- PROBLEM DESCRIPTION: Strip the pictures and reproduce the rest of the listing exactly.

---------------

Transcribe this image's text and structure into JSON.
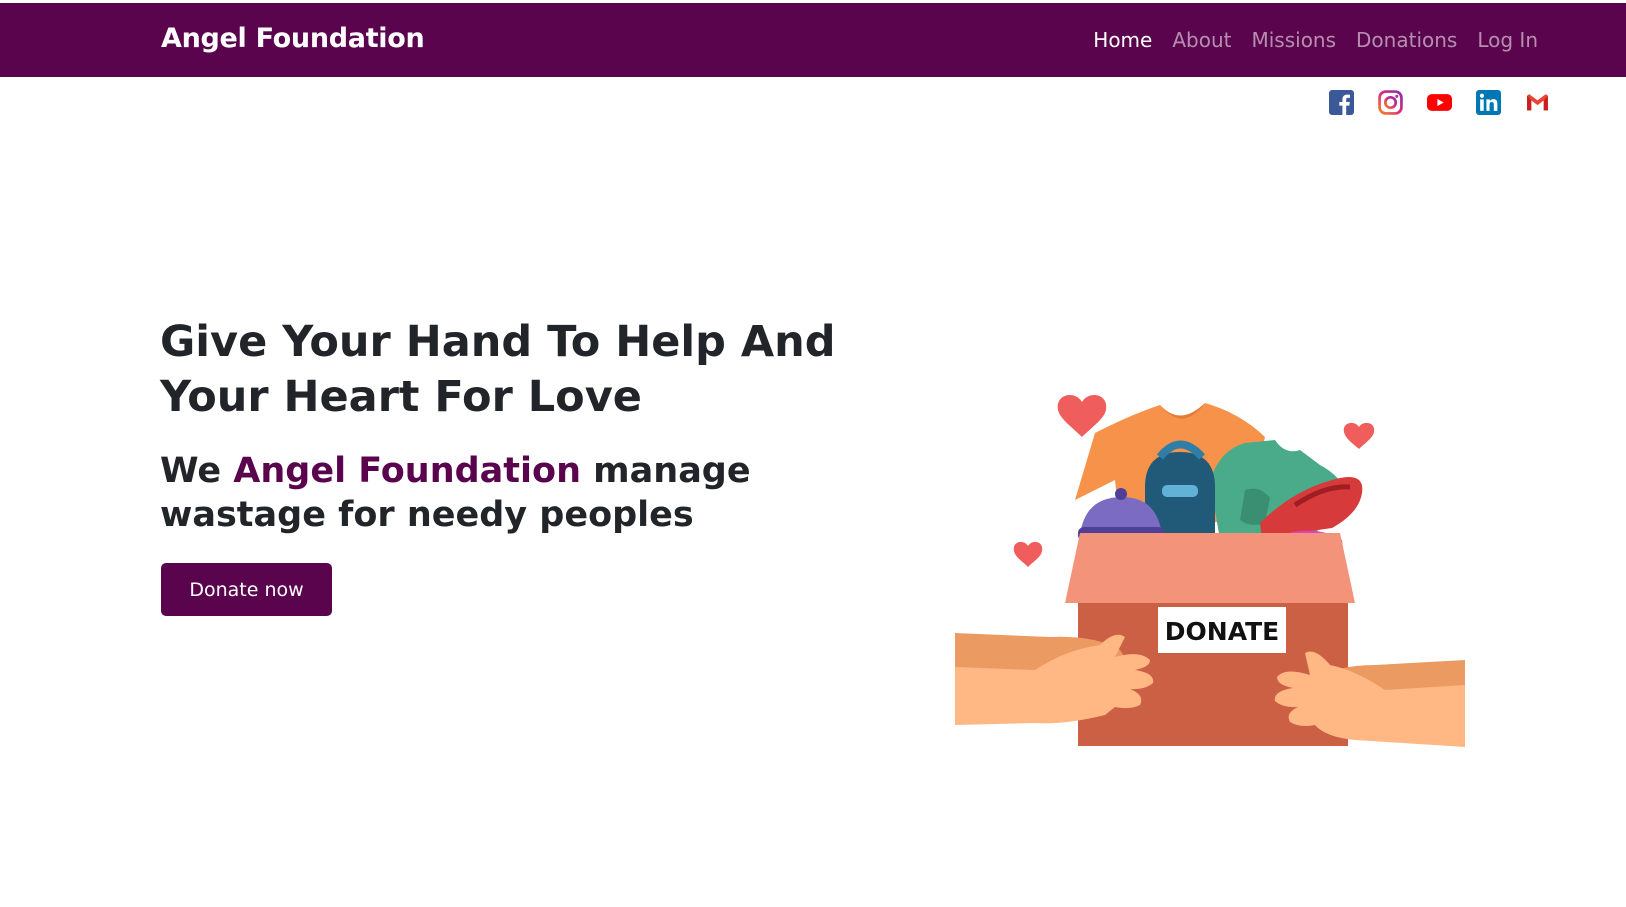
{
  "navbar": {
    "brand": "Angel Foundation",
    "links": [
      {
        "label": "Home",
        "active": true
      },
      {
        "label": "About",
        "active": false
      },
      {
        "label": "Missions",
        "active": false
      },
      {
        "label": "Donations",
        "active": false
      },
      {
        "label": "Log In",
        "active": false
      }
    ]
  },
  "socials": [
    {
      "icon": "facebook-icon",
      "color": "#3b5998"
    },
    {
      "icon": "instagram-icon",
      "color": "#c13584"
    },
    {
      "icon": "youtube-icon",
      "color": "#ff0000"
    },
    {
      "icon": "linkedin-icon",
      "color": "#0077b5"
    },
    {
      "icon": "gmail-icon",
      "color": "#ea4335"
    }
  ],
  "hero": {
    "title": "Give Your Hand To Help And Your Heart For Love",
    "subtitle_prefix": "We ",
    "subtitle_accent": "Angel Foundation",
    "subtitle_suffix": " manage wastage for needy peoples",
    "button_label": "Donate now"
  },
  "illustration": {
    "box_label": "DONATE"
  },
  "colors": {
    "brand": "#5a044e",
    "text": "#212529",
    "nav_inactive": "rgba(255,255,255,0.55)"
  }
}
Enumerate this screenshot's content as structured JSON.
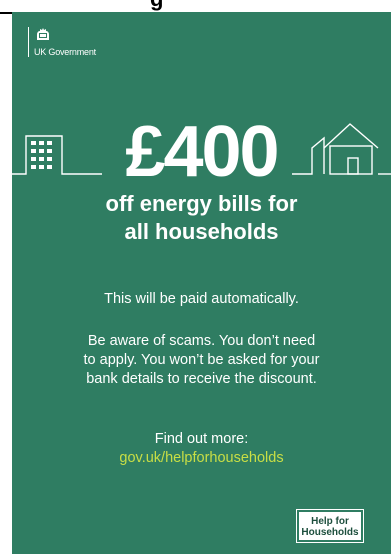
{
  "header": {
    "heading_fragment": "g"
  },
  "poster": {
    "brand": {
      "label": "UK Government",
      "crest_icon": "royal-crest-icon"
    },
    "amount": "£400",
    "headline_line1": "off energy bills for",
    "headline_line2": "all households",
    "paid_note": "This will be paid automatically.",
    "scam_line1": "Be aware of scams. You don’t need",
    "scam_line2": "to apply. You won’t be asked for your",
    "scam_line3": "bank details to receive the discount.",
    "find_out": "Find out more:",
    "url": "gov.uk/helpforhouseholds",
    "badge_line1": "Help for",
    "badge_line2": "Households"
  },
  "colors": {
    "background": "#2f7d62",
    "text": "#ffffff",
    "link": "#c8de45"
  }
}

---------------

- WRITTEN ANSWER:
Transcribe this image's text and structure into JSON.
{
  "navbar": {
    "brand": "Angel Foundation",
    "links": [
      {
        "label": "Home",
        "active": true
      },
      {
        "label": "About",
        "active": false
      },
      {
        "label": "Missions",
        "active": false
      },
      {
        "label": "Donations",
        "active": false
      },
      {
        "label": "Log In",
        "active": false
      }
    ]
  },
  "socials": [
    {
      "icon": "facebook-icon",
      "color": "#3b5998"
    },
    {
      "icon": "instagram-icon",
      "color": "#c13584"
    },
    {
      "icon": "youtube-icon",
      "color": "#ff0000"
    },
    {
      "icon": "linkedin-icon",
      "color": "#0077b5"
    },
    {
      "icon": "gmail-icon",
      "color": "#ea4335"
    }
  ],
  "hero": {
    "title": "Give Your Hand To Help And Your Heart For Love",
    "subtitle_prefix": "We ",
    "subtitle_accent": "Angel Foundation",
    "subtitle_suffix": " manage wastage for needy peoples",
    "button_label": "Donate now"
  },
  "illustration": {
    "box_label": "DONATE"
  },
  "colors": {
    "brand": "#5a044e",
    "text": "#212529",
    "nav_inactive": "rgba(255,255,255,0.55)"
  }
}
Enumerate this screenshot's content as structured JSON.
{
  "header": {
    "heading_fragment": "g"
  },
  "poster": {
    "brand": {
      "label": "UK Government",
      "crest_icon": "royal-crest-icon"
    },
    "amount": "£400",
    "headline_line1": "off energy bills for",
    "headline_line2": "all households",
    "paid_note": "This will be paid automatically.",
    "scam_line1": "Be aware of scams. You don’t need",
    "scam_line2": "to apply. You won’t be asked for your",
    "scam_line3": "bank details to receive the discount.",
    "find_out": "Find out more:",
    "url": "gov.uk/helpforhouseholds",
    "badge_line1": "Help for",
    "badge_line2": "Households"
  },
  "colors": {
    "background": "#2f7d62",
    "text": "#ffffff",
    "link": "#c8de45"
  }
}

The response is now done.